## begin
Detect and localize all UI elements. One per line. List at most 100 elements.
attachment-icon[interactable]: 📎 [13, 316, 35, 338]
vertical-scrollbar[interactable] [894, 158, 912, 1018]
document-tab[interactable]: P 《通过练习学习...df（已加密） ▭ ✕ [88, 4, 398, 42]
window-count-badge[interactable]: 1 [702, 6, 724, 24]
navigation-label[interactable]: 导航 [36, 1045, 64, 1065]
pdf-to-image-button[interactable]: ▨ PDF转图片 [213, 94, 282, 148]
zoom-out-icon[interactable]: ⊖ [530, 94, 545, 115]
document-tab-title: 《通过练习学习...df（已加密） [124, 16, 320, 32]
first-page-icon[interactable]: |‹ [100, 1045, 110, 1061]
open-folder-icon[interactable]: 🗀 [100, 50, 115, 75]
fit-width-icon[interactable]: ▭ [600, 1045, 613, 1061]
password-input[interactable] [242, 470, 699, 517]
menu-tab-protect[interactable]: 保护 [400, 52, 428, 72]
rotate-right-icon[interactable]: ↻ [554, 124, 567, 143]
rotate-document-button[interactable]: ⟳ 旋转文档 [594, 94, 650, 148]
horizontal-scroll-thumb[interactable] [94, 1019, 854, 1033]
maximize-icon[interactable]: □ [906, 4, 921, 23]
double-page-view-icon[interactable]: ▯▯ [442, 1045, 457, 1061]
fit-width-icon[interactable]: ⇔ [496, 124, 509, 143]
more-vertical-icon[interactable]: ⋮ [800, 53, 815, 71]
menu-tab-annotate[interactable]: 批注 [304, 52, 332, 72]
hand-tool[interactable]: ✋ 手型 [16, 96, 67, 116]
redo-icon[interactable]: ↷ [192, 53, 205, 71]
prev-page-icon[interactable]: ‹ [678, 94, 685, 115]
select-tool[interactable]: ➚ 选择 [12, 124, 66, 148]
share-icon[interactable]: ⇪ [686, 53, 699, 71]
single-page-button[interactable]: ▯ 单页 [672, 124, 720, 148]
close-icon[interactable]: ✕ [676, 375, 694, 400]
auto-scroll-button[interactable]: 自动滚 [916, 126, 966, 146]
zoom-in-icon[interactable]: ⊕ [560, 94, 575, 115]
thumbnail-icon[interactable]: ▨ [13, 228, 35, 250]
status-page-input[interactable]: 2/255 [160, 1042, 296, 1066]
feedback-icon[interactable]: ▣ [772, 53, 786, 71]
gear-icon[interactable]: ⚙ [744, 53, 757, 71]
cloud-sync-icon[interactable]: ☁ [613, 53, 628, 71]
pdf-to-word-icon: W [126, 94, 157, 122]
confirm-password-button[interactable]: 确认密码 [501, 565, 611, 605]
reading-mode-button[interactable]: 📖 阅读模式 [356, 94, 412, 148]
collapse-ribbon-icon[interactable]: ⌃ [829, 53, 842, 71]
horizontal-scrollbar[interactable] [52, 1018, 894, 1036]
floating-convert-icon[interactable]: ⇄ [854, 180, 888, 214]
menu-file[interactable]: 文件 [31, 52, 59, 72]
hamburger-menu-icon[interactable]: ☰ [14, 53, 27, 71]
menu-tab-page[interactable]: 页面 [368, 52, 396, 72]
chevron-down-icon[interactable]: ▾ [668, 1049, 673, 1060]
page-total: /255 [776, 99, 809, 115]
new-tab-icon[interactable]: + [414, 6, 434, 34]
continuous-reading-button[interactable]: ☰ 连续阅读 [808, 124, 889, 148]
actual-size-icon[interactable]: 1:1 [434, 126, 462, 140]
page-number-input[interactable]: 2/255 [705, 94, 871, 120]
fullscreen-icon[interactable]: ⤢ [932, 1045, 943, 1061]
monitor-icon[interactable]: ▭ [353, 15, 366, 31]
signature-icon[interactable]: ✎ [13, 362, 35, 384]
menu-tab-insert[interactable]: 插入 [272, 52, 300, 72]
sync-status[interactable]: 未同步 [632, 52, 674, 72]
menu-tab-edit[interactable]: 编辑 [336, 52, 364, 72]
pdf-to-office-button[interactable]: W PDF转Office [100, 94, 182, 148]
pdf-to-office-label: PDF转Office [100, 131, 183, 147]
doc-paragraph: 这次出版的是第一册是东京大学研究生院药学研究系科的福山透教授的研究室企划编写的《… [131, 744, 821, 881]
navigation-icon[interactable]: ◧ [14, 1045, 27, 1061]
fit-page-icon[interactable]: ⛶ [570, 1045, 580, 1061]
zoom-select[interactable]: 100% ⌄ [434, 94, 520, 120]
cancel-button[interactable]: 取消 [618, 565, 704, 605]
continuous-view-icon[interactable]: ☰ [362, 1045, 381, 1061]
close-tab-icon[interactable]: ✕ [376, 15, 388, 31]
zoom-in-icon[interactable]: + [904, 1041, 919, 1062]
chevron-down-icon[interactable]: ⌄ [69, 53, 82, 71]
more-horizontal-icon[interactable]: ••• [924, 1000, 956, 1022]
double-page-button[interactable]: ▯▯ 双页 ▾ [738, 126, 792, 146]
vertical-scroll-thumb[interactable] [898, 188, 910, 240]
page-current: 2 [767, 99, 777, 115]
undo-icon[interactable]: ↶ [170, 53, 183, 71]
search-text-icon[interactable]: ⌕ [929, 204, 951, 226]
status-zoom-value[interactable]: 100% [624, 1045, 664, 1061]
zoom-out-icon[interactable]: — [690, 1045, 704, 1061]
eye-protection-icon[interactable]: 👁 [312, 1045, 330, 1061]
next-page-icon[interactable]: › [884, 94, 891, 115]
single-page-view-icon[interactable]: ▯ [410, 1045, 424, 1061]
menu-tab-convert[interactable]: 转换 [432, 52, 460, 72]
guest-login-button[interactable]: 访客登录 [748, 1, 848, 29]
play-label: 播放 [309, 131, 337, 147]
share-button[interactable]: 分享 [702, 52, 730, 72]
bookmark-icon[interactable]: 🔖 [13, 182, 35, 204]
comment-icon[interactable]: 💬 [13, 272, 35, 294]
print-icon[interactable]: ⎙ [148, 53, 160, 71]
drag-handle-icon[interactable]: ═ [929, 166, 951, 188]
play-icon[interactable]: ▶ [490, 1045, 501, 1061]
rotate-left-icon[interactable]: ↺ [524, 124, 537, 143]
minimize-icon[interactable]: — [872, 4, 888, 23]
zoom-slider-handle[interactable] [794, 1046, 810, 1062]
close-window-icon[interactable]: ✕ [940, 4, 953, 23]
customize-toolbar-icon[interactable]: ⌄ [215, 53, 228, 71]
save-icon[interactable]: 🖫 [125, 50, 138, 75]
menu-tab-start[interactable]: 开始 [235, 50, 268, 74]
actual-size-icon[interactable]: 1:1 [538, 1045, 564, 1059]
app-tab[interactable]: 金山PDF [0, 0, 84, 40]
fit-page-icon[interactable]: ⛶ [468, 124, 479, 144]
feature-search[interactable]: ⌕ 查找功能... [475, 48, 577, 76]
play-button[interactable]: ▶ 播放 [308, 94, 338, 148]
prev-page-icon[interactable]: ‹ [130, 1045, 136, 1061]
## end
> What is needed:
Can you convert the data above into a JSON list of strings, with one string per line and blank lines left out?

> The solution:
[
  "Detect and localize all UI elements. One per line. List at most 100 elements.",
  "attachment-icon[interactable]: 📎 [13, 316, 35, 338]",
  "vertical-scrollbar[interactable] [894, 158, 912, 1018]",
  "document-tab[interactable]: P 《通过练习学习...df（已加密） ▭ ✕ [88, 4, 398, 42]",
  "window-count-badge[interactable]: 1 [702, 6, 724, 24]",
  "navigation-label[interactable]: 导航 [36, 1045, 64, 1065]",
  "pdf-to-image-button[interactable]: ▨ PDF转图片 [213, 94, 282, 148]",
  "zoom-out-icon[interactable]: ⊖ [530, 94, 545, 115]",
  "document-tab-title: 《通过练习学习...df（已加密） [124, 16, 320, 32]",
  "first-page-icon[interactable]: |‹ [100, 1045, 110, 1061]",
  "open-folder-icon[interactable]: 🗀 [100, 50, 115, 75]",
  "fit-width-icon[interactable]: ▭ [600, 1045, 613, 1061]",
  "password-input[interactable] [242, 470, 699, 517]",
  "menu-tab-protect[interactable]: 保护 [400, 52, 428, 72]",
  "rotate-right-icon[interactable]: ↻ [554, 124, 567, 143]",
  "rotate-document-button[interactable]: ⟳ 旋转文档 [594, 94, 650, 148]",
  "horizontal-scroll-thumb[interactable] [94, 1019, 854, 1033]",
  "maximize-icon[interactable]: □ [906, 4, 921, 23]",
  "double-page-view-icon[interactable]: ▯▯ [442, 1045, 457, 1061]",
  "fit-width-icon[interactable]: ⇔ [496, 124, 509, 143]",
  "more-vertical-icon[interactable]: ⋮ [800, 53, 815, 71]",
  "menu-tab-annotate[interactable]: 批注 [304, 52, 332, 72]",
  "hand-tool[interactable]: ✋ 手型 [16, 96, 67, 116]",
  "redo-icon[interactable]: ↷ [192, 53, 205, 71]",
  "prev-page-icon[interactable]: ‹ [678, 94, 685, 115]",
  "select-tool[interactable]: ➚ 选择 [12, 124, 66, 148]",
  "share-icon[interactable]: ⇪ [686, 53, 699, 71]",
  "single-page-button[interactable]: ▯ 单页 [672, 124, 720, 148]",
  "close-icon[interactable]: ✕ [676, 375, 694, 400]",
  "auto-scroll-button[interactable]: 自动滚 [916, 126, 966, 146]",
  "zoom-in-icon[interactable]: ⊕ [560, 94, 575, 115]",
  "thumbnail-icon[interactable]: ▨ [13, 228, 35, 250]",
  "status-page-input[interactable]: 2/255 [160, 1042, 296, 1066]",
  "feedback-icon[interactable]: ▣ [772, 53, 786, 71]",
  "gear-icon[interactable]: ⚙ [744, 53, 757, 71]",
  "cloud-sync-icon[interactable]: ☁ [613, 53, 628, 71]",
  "pdf-to-word-icon: W [126, 94, 157, 122]",
  "confirm-password-button[interactable]: 确认密码 [501, 565, 611, 605]",
  "reading-mode-button[interactable]: 📖 阅读模式 [356, 94, 412, 148]",
  "collapse-ribbon-icon[interactable]: ⌃ [829, 53, 842, 71]",
  "horizontal-scrollbar[interactable] [52, 1018, 894, 1036]",
  "floating-convert-icon[interactable]: ⇄ [854, 180, 888, 214]",
  "menu-file[interactable]: 文件 [31, 52, 59, 72]",
  "hamburger-menu-icon[interactable]: ☰ [14, 53, 27, 71]",
  "menu-tab-page[interactable]: 页面 [368, 52, 396, 72]",
  "chevron-down-icon[interactable]: ▾ [668, 1049, 673, 1060]",
  "page-total: /255 [776, 99, 809, 115]",
  "new-tab-icon[interactable]: + [414, 6, 434, 34]",
  "continuous-reading-button[interactable]: ☰ 连续阅读 [808, 124, 889, 148]",
  "actual-size-icon[interactable]: 1:1 [434, 126, 462, 140]",
  "page-number-input[interactable]: 2/255 [705, 94, 871, 120]",
  "fullscreen-icon[interactable]: ⤢ [932, 1045, 943, 1061]",
  "monitor-icon[interactable]: ▭ [353, 15, 366, 31]",
  "signature-icon[interactable]: ✎ [13, 362, 35, 384]",
  "menu-tab-insert[interactable]: 插入 [272, 52, 300, 72]",
  "sync-status[interactable]: 未同步 [632, 52, 674, 72]",
  "menu-tab-edit[interactable]: 编辑 [336, 52, 364, 72]",
  "pdf-to-office-button[interactable]: W PDF转Office [100, 94, 182, 148]",
  "pdf-to-office-label: PDF转Office [100, 131, 183, 147]",
  "doc-paragraph: 这次出版的是第一册是东京大学研究生院药学研究系科的福山透教授的研究室企划编写的《… [131, 744, 821, 881]",
  "navigation-icon[interactable]: ◧ [14, 1045, 27, 1061]",
  "fit-page-icon[interactable]: ⛶ [570, 1045, 580, 1061]",
  "zoom-select[interactable]: 100% ⌄ [434, 94, 520, 120]",
  "cancel-button[interactable]: 取消 [618, 565, 704, 605]",
  "continuous-view-icon[interactable]: ☰ [362, 1045, 381, 1061]",
  "close-tab-icon[interactable]: ✕ [376, 15, 388, 31]",
  "zoom-in-icon[interactable]: + [904, 1041, 919, 1062]",
  "chevron-down-icon[interactable]: ⌄ [69, 53, 82, 71]",
  "more-horizontal-icon[interactable]: ••• [924, 1000, 956, 1022]",
  "double-page-button[interactable]: ▯▯ 双页 ▾ [738, 126, 792, 146]",
  "vertical-scroll-thumb[interactable] [898, 188, 910, 240]",
  "page-current: 2 [767, 99, 777, 115]",
  "undo-icon[interactable]: ↶ [170, 53, 183, 71]",
  "search-text-icon[interactable]: ⌕ [929, 204, 951, 226]",
  "status-zoom-value[interactable]: 100% [624, 1045, 664, 1061]",
  "zoom-out-icon[interactable]: — [690, 1045, 704, 1061]",
  "eye-protection-icon[interactable]: 👁 [312, 1045, 330, 1061]",
  "next-page-icon[interactable]: › [884, 94, 891, 115]",
  "single-page-view-icon[interactable]: ▯ [410, 1045, 424, 1061]",
  "menu-tab-convert[interactable]: 转换 [432, 52, 460, 72]",
  "guest-login-button[interactable]: 访客登录 [748, 1, 848, 29]",
  "play-label: 播放 [309, 131, 337, 147]",
  "share-button[interactable]: 分享 [702, 52, 730, 72]",
  "bookmark-icon[interactable]: 🔖 [13, 182, 35, 204]",
  "comment-icon[interactable]: 💬 [13, 272, 35, 294]",
  "print-icon[interactable]: ⎙ [148, 53, 160, 71]",
  "drag-handle-icon[interactable]: ═ [929, 166, 951, 188]",
  "play-icon[interactable]: ▶ [490, 1045, 501, 1061]",
  "rotate-left-icon[interactable]: ↺ [524, 124, 537, 143]",
  "minimize-icon[interactable]: — [872, 4, 888, 23]",
  "zoom-slider-handle[interactable] [794, 1046, 810, 1062]",
  "close-window-icon[interactable]: ✕ [940, 4, 953, 23]",
  "customize-toolbar-icon[interactable]: ⌄ [215, 53, 228, 71]",
  "save-icon[interactable]: 🖫 [125, 50, 138, 75]",
  "menu-tab-start[interactable]: 开始 [235, 50, 268, 74]",
  "actual-size-icon[interactable]: 1:1 [538, 1045, 564, 1059]",
  "app-tab[interactable]: 金山PDF [0, 0, 84, 40]",
  "fit-page-icon[interactable]: ⛶ [468, 124, 479, 144]",
  "feature-search[interactable]: ⌕ 查找功能... [475, 48, 577, 76]",
  "play-button[interactable]: ▶ 播放 [308, 94, 338, 148]",
  "prev-page-icon[interactable]: ‹ [130, 1045, 136, 1061]"
]